[Records — start]

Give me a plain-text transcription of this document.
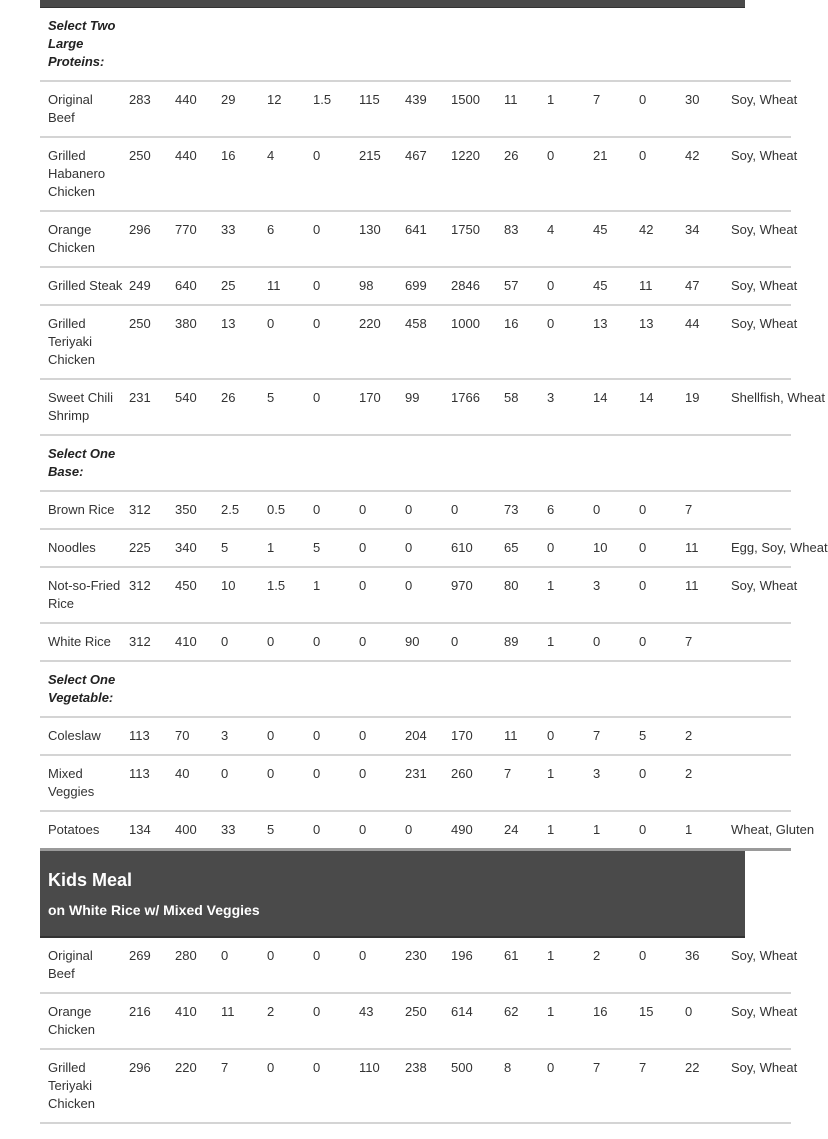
Select Two Large Proteins:														
Original Beef	283	440	29	12	1.5	115	439	1500	11	1	7	0	30	Soy, Wheat
Grilled Habanero Chicken	250	440	16	4	0	215	467	1220	26	0	21	0	42	Soy, Wheat
Orange Chicken	296	770	33	6	0	130	641	1750	83	4	45	42	34	Soy, Wheat
Grilled Steak	249	640	25	11	0	98	699	2846	57	0	45	11	47	Soy, Wheat
Grilled Teriyaki Chicken	250	380	13	0	0	220	458	1000	16	0	13	13	44	Soy, Wheat
Sweet Chili Shrimp	231	540	26	5	0	170	99	1766	58	3	14	14	19	Shellfish, Wheat
Select One Base:														
Brown Rice	312	350	2.5	0.5	0	0	0	0	73	6	0	0	7	
Noodles	225	340	5	1	5	0	0	610	65	0	10	0	11	Egg, Soy, Wheat
Not-so-Fried Rice	312	450	10	1.5	1	0	0	970	80	1	3	0	11	Soy, Wheat
White Rice	312	410	0	0	0	0	90	0	89	1	0	0	7	
Select One Vegetable:														
Coleslaw	113	70	3	0	0	0	204	170	11	0	7	5	2	
Mixed Veggies	113	40	0	0	0	0	231	260	7	1	3	0	2	
Potatoes	134	400	33	5	0	0	0	490	24	1	1	0	1	Wheat, Gluten
Kids Meal
on White Rice w/ Mixed Veggies
Original Beef	269	280	0	0	0	0	230	196	61	1	2	0	36	Soy, Wheat
Orange Chicken	216	410	11	2	0	43	250	614	62	1	16	15	0	Soy, Wheat
Grilled Teriyaki Chicken	296	220	7	0	0	110	238	500	8	0	7	7	22	Soy, Wheat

[Records — finish]

Repeat the records in full, exactly as they appear, without the pictures.

Give me a plain-text transcription of this document.
Select Two Large Proteins:														
Original Beef	283	440	29	12	1.5	115	439	1500	11	1	7	0	30	Soy, Wheat
Grilled Habanero Chicken	250	440	16	4	0	215	467	1220	26	0	21	0	42	Soy, Wheat
Orange Chicken	296	770	33	6	0	130	641	1750	83	4	45	42	34	Soy, Wheat
Grilled Steak	249	640	25	11	0	98	699	2846	57	0	45	11	47	Soy, Wheat
Grilled Teriyaki Chicken	250	380	13	0	0	220	458	1000	16	0	13	13	44	Soy, Wheat
Sweet Chili Shrimp	231	540	26	5	0	170	99	1766	58	3	14	14	19	Shellfish, Wheat
Select One Base:														
Brown Rice	312	350	2.5	0.5	0	0	0	0	73	6	0	0	7	
Noodles	225	340	5	1	5	0	0	610	65	0	10	0	11	Egg, Soy, Wheat
Not-so-Fried Rice	312	450	10	1.5	1	0	0	970	80	1	3	0	11	Soy, Wheat
White Rice	312	410	0	0	0	0	90	0	89	1	0	0	7	
Select One Vegetable:														
Coleslaw	113	70	3	0	0	0	204	170	11	0	7	5	2	
Mixed Veggies	113	40	0	0	0	0	231	260	7	1	3	0	2	
Potatoes	134	400	33	5	0	0	0	490	24	1	1	0	1	Wheat, Gluten
Kids Meal
on White Rice w/ Mixed Veggies
Original Beef	269	280	0	0	0	0	230	196	61	1	2	0	36	Soy, Wheat
Orange Chicken	216	410	11	2	0	43	250	614	62	1	16	15	0	Soy, Wheat
Grilled Teriyaki Chicken	296	220	7	0	0	110	238	500	8	0	7	7	22	Soy, Wheat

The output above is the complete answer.